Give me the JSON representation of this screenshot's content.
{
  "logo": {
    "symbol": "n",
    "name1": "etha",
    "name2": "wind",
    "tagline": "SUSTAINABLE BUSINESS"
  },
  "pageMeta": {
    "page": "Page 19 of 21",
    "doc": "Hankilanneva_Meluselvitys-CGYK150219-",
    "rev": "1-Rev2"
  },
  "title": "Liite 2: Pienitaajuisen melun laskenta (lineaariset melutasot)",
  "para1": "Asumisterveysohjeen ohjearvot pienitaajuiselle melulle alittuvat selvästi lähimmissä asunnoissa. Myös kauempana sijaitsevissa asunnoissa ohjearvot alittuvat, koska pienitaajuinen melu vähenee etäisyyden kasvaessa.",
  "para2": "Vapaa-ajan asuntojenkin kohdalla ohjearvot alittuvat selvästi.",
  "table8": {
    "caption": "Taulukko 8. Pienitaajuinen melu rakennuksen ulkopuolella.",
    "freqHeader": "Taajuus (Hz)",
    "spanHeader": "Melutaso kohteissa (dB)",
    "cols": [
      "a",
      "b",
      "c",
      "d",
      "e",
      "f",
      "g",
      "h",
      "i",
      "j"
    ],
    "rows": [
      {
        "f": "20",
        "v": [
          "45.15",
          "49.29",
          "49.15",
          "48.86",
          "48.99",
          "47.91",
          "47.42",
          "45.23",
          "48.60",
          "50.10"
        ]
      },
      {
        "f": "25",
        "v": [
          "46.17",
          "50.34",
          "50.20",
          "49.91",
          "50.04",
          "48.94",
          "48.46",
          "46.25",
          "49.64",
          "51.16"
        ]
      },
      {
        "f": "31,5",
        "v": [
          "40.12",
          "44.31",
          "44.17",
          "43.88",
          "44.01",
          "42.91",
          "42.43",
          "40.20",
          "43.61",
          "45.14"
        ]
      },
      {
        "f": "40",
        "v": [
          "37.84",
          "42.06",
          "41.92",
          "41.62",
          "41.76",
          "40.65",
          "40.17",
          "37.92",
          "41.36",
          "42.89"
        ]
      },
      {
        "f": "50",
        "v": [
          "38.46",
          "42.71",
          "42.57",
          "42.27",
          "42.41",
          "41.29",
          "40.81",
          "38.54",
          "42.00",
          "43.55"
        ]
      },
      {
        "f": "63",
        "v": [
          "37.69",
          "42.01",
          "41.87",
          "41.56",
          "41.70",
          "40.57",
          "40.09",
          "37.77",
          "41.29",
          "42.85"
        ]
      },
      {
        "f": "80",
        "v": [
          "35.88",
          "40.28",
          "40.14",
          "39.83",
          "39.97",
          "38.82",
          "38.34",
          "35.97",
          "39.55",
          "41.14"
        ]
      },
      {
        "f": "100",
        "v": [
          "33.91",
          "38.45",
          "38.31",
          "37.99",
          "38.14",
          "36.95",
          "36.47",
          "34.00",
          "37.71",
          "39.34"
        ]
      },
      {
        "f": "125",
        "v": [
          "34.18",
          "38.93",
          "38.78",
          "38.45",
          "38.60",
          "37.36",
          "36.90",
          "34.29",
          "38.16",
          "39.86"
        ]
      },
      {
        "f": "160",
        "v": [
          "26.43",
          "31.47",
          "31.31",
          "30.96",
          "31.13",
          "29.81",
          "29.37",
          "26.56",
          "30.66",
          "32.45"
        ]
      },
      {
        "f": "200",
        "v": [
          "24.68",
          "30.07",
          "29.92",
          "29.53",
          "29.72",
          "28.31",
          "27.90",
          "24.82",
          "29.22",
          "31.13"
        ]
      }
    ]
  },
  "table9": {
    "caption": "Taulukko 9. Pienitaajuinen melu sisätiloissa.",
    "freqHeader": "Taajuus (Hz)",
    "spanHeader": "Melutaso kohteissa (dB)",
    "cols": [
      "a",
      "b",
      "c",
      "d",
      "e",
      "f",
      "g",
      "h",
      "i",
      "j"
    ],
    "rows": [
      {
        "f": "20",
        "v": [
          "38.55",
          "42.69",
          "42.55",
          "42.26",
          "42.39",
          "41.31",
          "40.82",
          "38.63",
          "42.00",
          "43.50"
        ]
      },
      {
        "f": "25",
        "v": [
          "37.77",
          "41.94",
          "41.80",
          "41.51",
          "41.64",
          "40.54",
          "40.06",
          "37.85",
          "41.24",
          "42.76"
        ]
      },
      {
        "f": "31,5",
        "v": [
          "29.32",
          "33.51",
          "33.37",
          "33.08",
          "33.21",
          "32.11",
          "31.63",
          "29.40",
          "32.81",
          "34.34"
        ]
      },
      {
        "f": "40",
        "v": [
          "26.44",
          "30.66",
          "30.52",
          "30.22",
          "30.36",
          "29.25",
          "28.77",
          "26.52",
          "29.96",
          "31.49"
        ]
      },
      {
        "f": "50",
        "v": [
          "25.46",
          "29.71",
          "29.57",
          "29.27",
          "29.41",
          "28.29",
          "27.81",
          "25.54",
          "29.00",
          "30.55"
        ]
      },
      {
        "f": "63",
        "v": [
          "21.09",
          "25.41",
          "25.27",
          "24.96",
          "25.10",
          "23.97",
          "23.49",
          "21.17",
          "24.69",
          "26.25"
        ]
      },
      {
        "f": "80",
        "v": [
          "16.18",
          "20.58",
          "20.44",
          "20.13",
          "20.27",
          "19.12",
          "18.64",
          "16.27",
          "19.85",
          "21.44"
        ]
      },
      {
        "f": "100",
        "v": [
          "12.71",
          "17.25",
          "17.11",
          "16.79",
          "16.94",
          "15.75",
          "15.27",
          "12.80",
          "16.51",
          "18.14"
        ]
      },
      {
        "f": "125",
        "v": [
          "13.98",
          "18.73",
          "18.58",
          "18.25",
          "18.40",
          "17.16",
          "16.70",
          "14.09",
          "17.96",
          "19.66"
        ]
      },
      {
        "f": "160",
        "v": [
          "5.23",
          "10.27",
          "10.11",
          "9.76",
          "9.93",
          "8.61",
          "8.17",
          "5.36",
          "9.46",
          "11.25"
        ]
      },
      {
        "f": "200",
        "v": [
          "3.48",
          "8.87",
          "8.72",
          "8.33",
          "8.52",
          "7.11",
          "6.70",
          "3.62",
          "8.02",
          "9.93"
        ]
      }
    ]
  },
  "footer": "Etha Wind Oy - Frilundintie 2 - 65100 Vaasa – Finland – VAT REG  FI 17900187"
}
•••
→ Set task: Copy out all of the data exactly, leaving nothing out.

→ Full response:
Give me the JSON representation of this screenshot's content.
{
  "logo": {
    "symbol": "n",
    "name1": "etha",
    "name2": "wind",
    "tagline": "SUSTAINABLE BUSINESS"
  },
  "pageMeta": {
    "page": "Page 19 of 21",
    "doc": "Hankilanneva_Meluselvitys-CGYK150219-",
    "rev": "1-Rev2"
  },
  "title": "Liite 2: Pienitaajuisen melun laskenta (lineaariset melutasot)",
  "para1": "Asumisterveysohjeen ohjearvot pienitaajuiselle melulle alittuvat selvästi lähimmissä asunnoissa. Myös kauempana sijaitsevissa asunnoissa ohjearvot alittuvat, koska pienitaajuinen melu vähenee etäisyyden kasvaessa.",
  "para2": "Vapaa-ajan asuntojenkin kohdalla ohjearvot alittuvat selvästi.",
  "table8": {
    "caption": "Taulukko 8. Pienitaajuinen melu rakennuksen ulkopuolella.",
    "freqHeader": "Taajuus (Hz)",
    "spanHeader": "Melutaso kohteissa (dB)",
    "cols": [
      "a",
      "b",
      "c",
      "d",
      "e",
      "f",
      "g",
      "h",
      "i",
      "j"
    ],
    "rows": [
      {
        "f": "20",
        "v": [
          "45.15",
          "49.29",
          "49.15",
          "48.86",
          "48.99",
          "47.91",
          "47.42",
          "45.23",
          "48.60",
          "50.10"
        ]
      },
      {
        "f": "25",
        "v": [
          "46.17",
          "50.34",
          "50.20",
          "49.91",
          "50.04",
          "48.94",
          "48.46",
          "46.25",
          "49.64",
          "51.16"
        ]
      },
      {
        "f": "31,5",
        "v": [
          "40.12",
          "44.31",
          "44.17",
          "43.88",
          "44.01",
          "42.91",
          "42.43",
          "40.20",
          "43.61",
          "45.14"
        ]
      },
      {
        "f": "40",
        "v": [
          "37.84",
          "42.06",
          "41.92",
          "41.62",
          "41.76",
          "40.65",
          "40.17",
          "37.92",
          "41.36",
          "42.89"
        ]
      },
      {
        "f": "50",
        "v": [
          "38.46",
          "42.71",
          "42.57",
          "42.27",
          "42.41",
          "41.29",
          "40.81",
          "38.54",
          "42.00",
          "43.55"
        ]
      },
      {
        "f": "63",
        "v": [
          "37.69",
          "42.01",
          "41.87",
          "41.56",
          "41.70",
          "40.57",
          "40.09",
          "37.77",
          "41.29",
          "42.85"
        ]
      },
      {
        "f": "80",
        "v": [
          "35.88",
          "40.28",
          "40.14",
          "39.83",
          "39.97",
          "38.82",
          "38.34",
          "35.97",
          "39.55",
          "41.14"
        ]
      },
      {
        "f": "100",
        "v": [
          "33.91",
          "38.45",
          "38.31",
          "37.99",
          "38.14",
          "36.95",
          "36.47",
          "34.00",
          "37.71",
          "39.34"
        ]
      },
      {
        "f": "125",
        "v": [
          "34.18",
          "38.93",
          "38.78",
          "38.45",
          "38.60",
          "37.36",
          "36.90",
          "34.29",
          "38.16",
          "39.86"
        ]
      },
      {
        "f": "160",
        "v": [
          "26.43",
          "31.47",
          "31.31",
          "30.96",
          "31.13",
          "29.81",
          "29.37",
          "26.56",
          "30.66",
          "32.45"
        ]
      },
      {
        "f": "200",
        "v": [
          "24.68",
          "30.07",
          "29.92",
          "29.53",
          "29.72",
          "28.31",
          "27.90",
          "24.82",
          "29.22",
          "31.13"
        ]
      }
    ]
  },
  "table9": {
    "caption": "Taulukko 9. Pienitaajuinen melu sisätiloissa.",
    "freqHeader": "Taajuus (Hz)",
    "spanHeader": "Melutaso kohteissa (dB)",
    "cols": [
      "a",
      "b",
      "c",
      "d",
      "e",
      "f",
      "g",
      "h",
      "i",
      "j"
    ],
    "rows": [
      {
        "f": "20",
        "v": [
          "38.55",
          "42.69",
          "42.55",
          "42.26",
          "42.39",
          "41.31",
          "40.82",
          "38.63",
          "42.00",
          "43.50"
        ]
      },
      {
        "f": "25",
        "v": [
          "37.77",
          "41.94",
          "41.80",
          "41.51",
          "41.64",
          "40.54",
          "40.06",
          "37.85",
          "41.24",
          "42.76"
        ]
      },
      {
        "f": "31,5",
        "v": [
          "29.32",
          "33.51",
          "33.37",
          "33.08",
          "33.21",
          "32.11",
          "31.63",
          "29.40",
          "32.81",
          "34.34"
        ]
      },
      {
        "f": "40",
        "v": [
          "26.44",
          "30.66",
          "30.52",
          "30.22",
          "30.36",
          "29.25",
          "28.77",
          "26.52",
          "29.96",
          "31.49"
        ]
      },
      {
        "f": "50",
        "v": [
          "25.46",
          "29.71",
          "29.57",
          "29.27",
          "29.41",
          "28.29",
          "27.81",
          "25.54",
          "29.00",
          "30.55"
        ]
      },
      {
        "f": "63",
        "v": [
          "21.09",
          "25.41",
          "25.27",
          "24.96",
          "25.10",
          "23.97",
          "23.49",
          "21.17",
          "24.69",
          "26.25"
        ]
      },
      {
        "f": "80",
        "v": [
          "16.18",
          "20.58",
          "20.44",
          "20.13",
          "20.27",
          "19.12",
          "18.64",
          "16.27",
          "19.85",
          "21.44"
        ]
      },
      {
        "f": "100",
        "v": [
          "12.71",
          "17.25",
          "17.11",
          "16.79",
          "16.94",
          "15.75",
          "15.27",
          "12.80",
          "16.51",
          "18.14"
        ]
      },
      {
        "f": "125",
        "v": [
          "13.98",
          "18.73",
          "18.58",
          "18.25",
          "18.40",
          "17.16",
          "16.70",
          "14.09",
          "17.96",
          "19.66"
        ]
      },
      {
        "f": "160",
        "v": [
          "5.23",
          "10.27",
          "10.11",
          "9.76",
          "9.93",
          "8.61",
          "8.17",
          "5.36",
          "9.46",
          "11.25"
        ]
      },
      {
        "f": "200",
        "v": [
          "3.48",
          "8.87",
          "8.72",
          "8.33",
          "8.52",
          "7.11",
          "6.70",
          "3.62",
          "8.02",
          "9.93"
        ]
      }
    ]
  },
  "footer": "Etha Wind Oy - Frilundintie 2 - 65100 Vaasa – Finland – VAT REG  FI 17900187"
}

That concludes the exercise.